-- Problem description --
Wherever the string "result" appears in a line, extract that line.

-- Data for this task --

----

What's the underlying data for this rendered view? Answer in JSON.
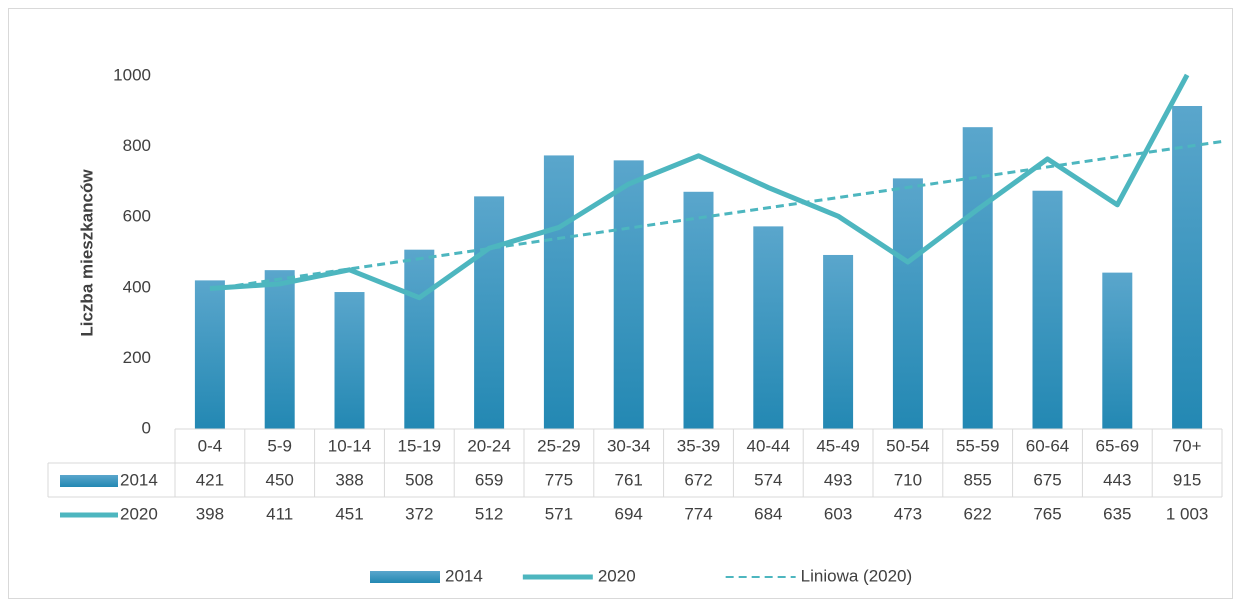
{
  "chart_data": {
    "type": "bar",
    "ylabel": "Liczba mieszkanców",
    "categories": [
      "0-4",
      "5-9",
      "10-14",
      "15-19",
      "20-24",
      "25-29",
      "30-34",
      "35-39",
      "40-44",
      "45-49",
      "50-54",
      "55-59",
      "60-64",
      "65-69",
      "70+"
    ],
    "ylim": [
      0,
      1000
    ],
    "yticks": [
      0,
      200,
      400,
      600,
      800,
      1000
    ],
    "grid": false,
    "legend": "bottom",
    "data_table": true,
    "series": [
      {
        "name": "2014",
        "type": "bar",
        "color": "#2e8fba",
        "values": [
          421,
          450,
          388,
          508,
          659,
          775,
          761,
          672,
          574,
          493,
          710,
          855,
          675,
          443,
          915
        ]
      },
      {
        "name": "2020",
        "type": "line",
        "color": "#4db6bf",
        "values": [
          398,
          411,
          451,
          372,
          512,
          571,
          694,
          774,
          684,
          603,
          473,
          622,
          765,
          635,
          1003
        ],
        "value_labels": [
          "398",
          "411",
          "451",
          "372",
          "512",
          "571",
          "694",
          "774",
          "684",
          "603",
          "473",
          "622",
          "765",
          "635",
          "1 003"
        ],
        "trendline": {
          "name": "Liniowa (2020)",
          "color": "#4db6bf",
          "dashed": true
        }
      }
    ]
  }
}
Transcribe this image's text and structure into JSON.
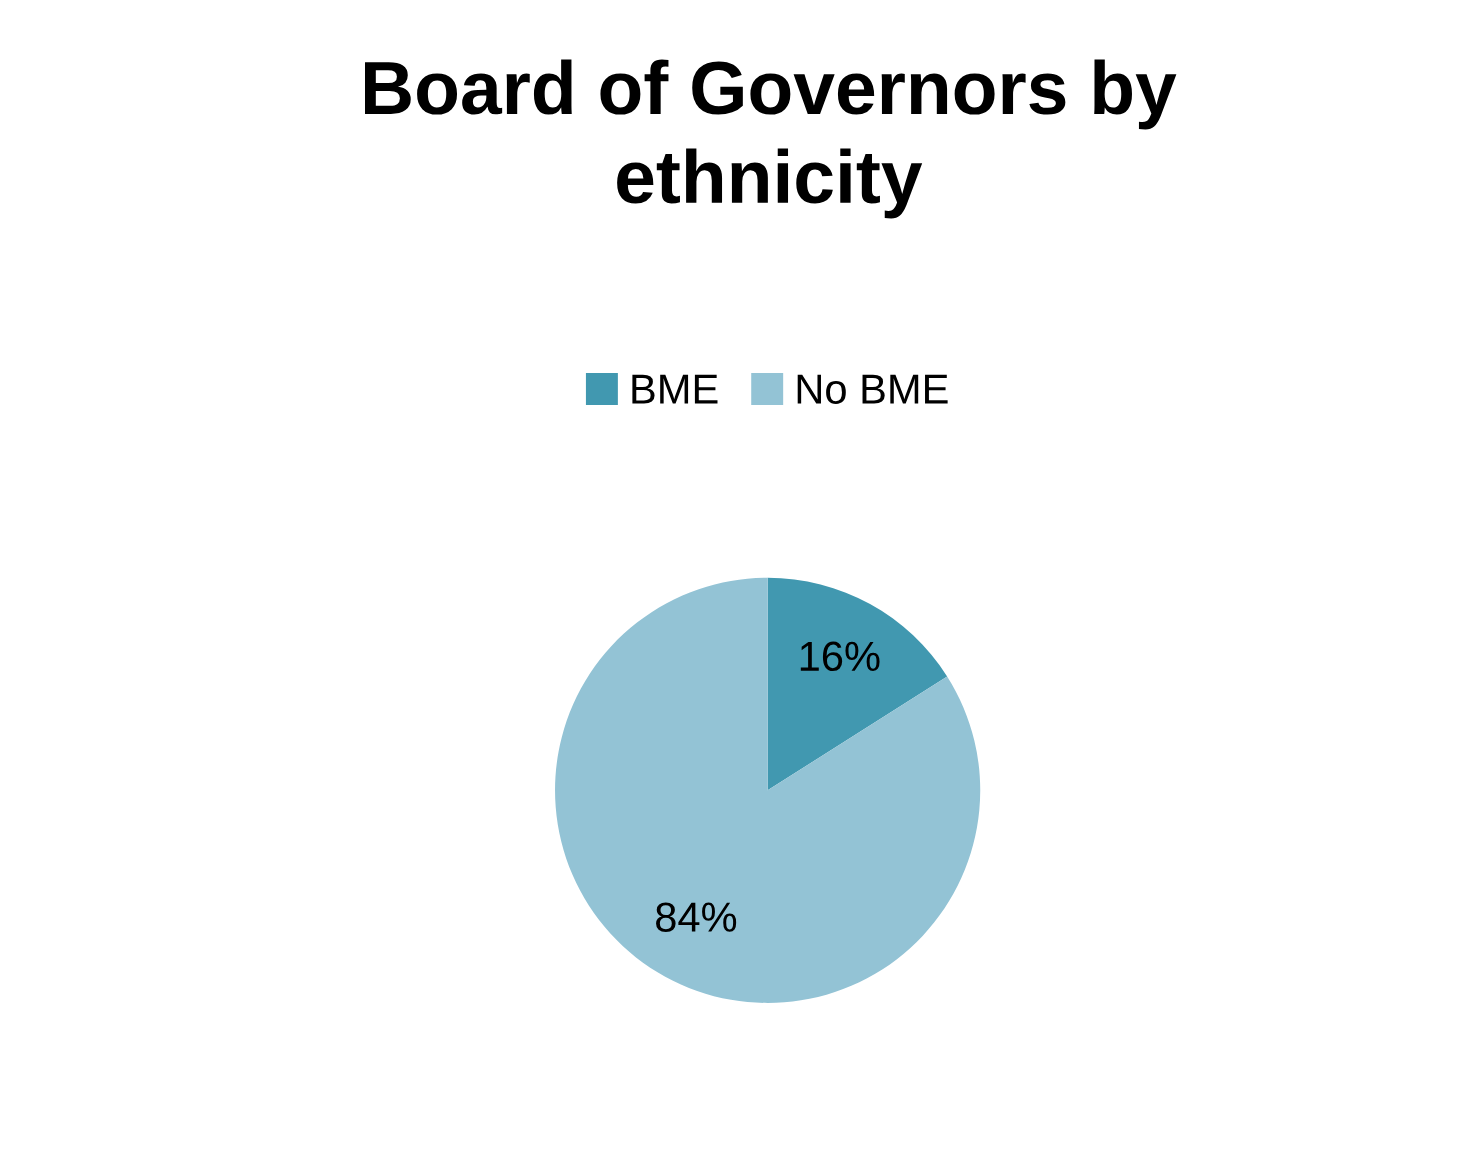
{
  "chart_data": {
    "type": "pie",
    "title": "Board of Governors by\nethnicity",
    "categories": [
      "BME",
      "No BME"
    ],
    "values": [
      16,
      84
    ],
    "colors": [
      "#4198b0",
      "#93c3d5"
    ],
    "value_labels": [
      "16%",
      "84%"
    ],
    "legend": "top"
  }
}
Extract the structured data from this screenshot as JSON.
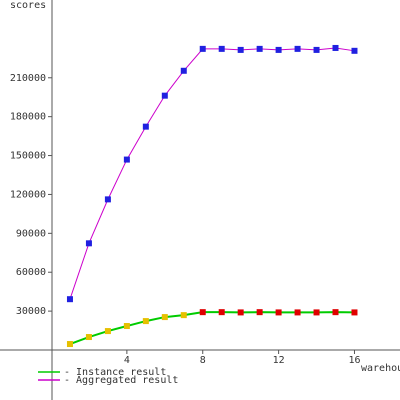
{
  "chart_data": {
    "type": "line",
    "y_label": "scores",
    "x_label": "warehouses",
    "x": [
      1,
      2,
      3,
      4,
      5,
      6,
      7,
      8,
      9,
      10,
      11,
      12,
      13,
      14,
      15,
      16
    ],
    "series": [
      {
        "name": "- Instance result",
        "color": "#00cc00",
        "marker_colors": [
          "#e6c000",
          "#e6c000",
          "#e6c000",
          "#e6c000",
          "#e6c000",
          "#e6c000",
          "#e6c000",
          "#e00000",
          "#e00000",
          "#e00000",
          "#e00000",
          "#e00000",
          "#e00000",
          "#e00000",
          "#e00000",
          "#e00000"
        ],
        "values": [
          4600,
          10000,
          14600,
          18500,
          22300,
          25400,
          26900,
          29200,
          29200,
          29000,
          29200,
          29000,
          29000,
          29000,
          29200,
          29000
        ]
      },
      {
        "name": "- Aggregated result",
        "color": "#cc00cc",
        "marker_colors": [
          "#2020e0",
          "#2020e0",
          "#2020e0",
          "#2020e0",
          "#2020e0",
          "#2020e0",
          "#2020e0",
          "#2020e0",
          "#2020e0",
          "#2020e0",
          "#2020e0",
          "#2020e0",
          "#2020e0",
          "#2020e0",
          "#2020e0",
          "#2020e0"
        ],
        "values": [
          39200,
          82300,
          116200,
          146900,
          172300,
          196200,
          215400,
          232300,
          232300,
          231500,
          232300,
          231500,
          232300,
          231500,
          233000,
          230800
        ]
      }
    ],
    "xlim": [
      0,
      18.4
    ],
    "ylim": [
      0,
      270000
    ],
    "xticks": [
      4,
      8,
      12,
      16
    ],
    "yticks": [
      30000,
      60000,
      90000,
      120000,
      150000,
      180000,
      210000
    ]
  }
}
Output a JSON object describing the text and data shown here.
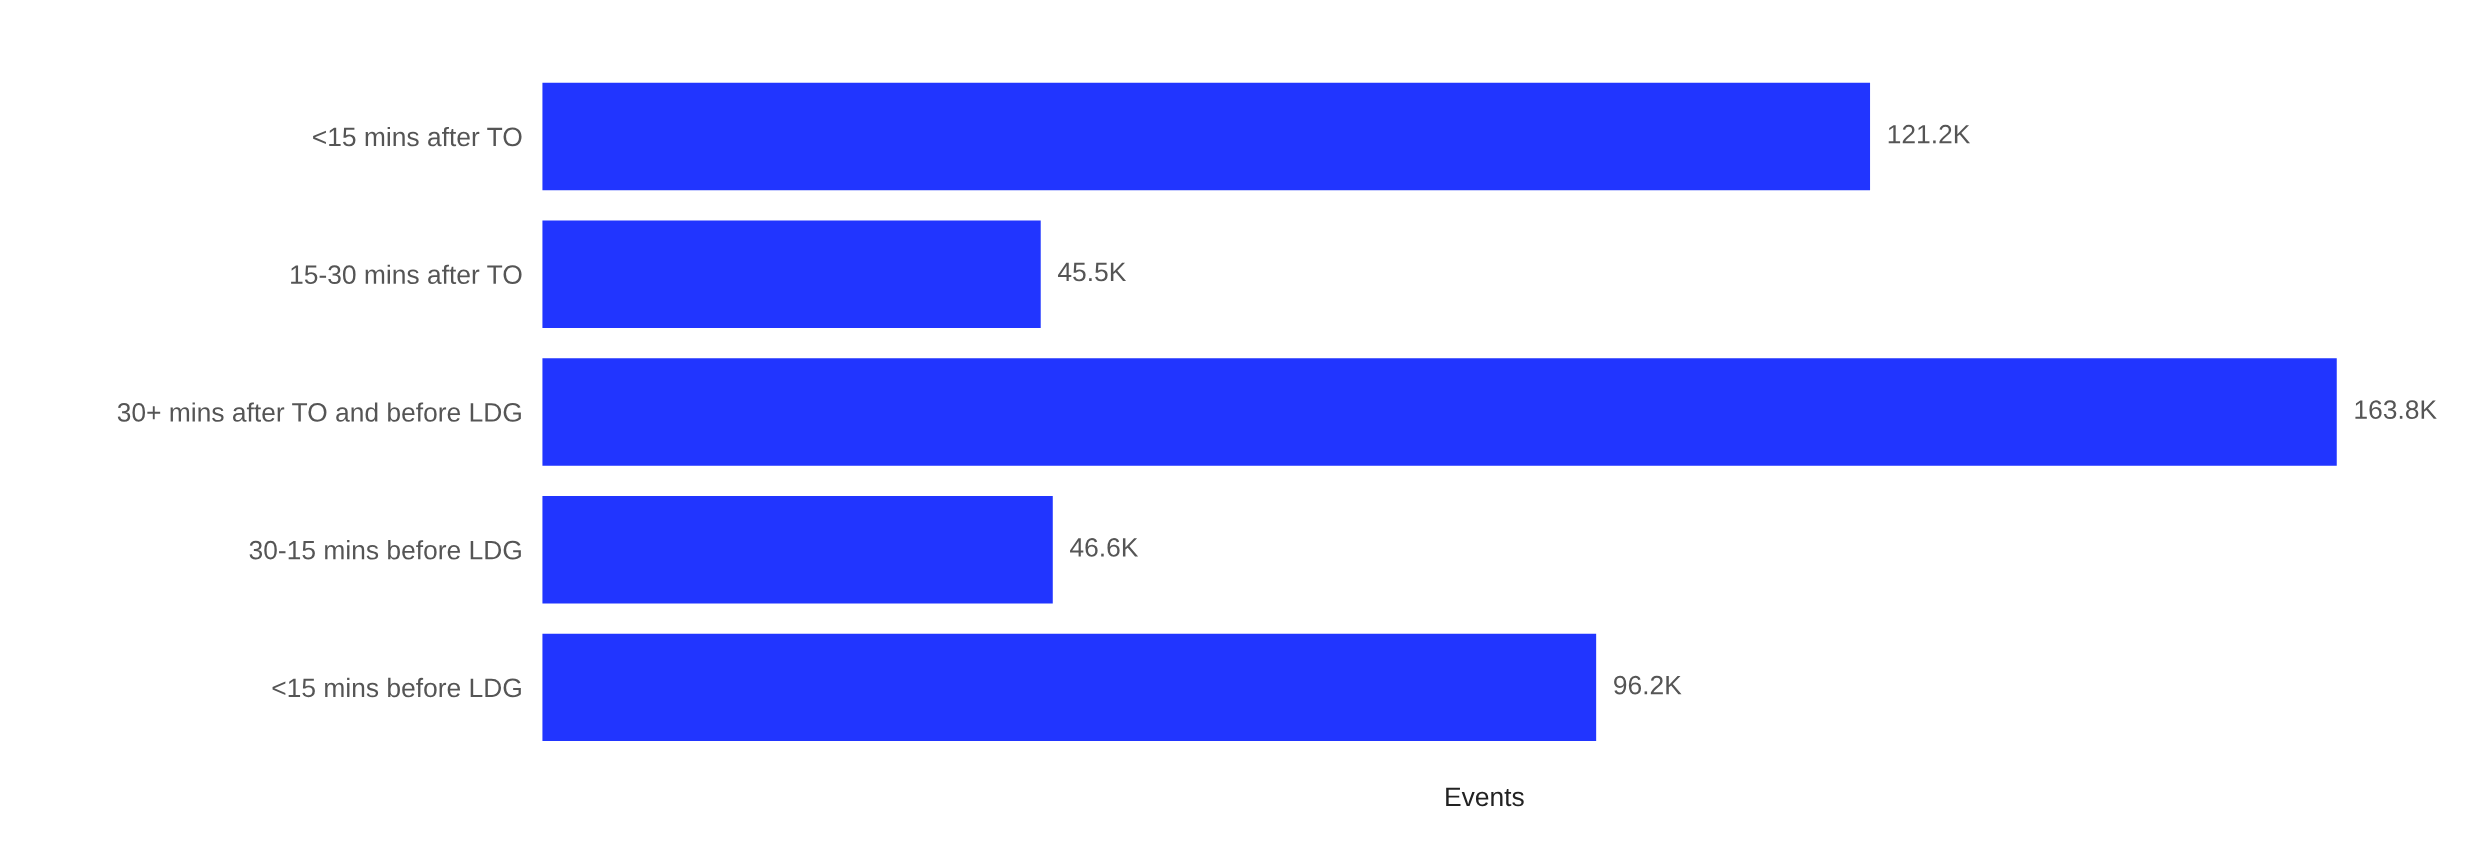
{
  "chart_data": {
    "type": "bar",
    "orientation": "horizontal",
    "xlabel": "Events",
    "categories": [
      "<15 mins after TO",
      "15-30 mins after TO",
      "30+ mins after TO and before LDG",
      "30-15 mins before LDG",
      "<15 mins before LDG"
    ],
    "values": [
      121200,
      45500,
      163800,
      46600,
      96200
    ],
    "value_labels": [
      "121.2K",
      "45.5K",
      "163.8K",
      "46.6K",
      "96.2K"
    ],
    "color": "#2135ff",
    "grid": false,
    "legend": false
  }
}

----

-- Written solution --
        "name": "- Instance result",
        "name": "- Aggregated result",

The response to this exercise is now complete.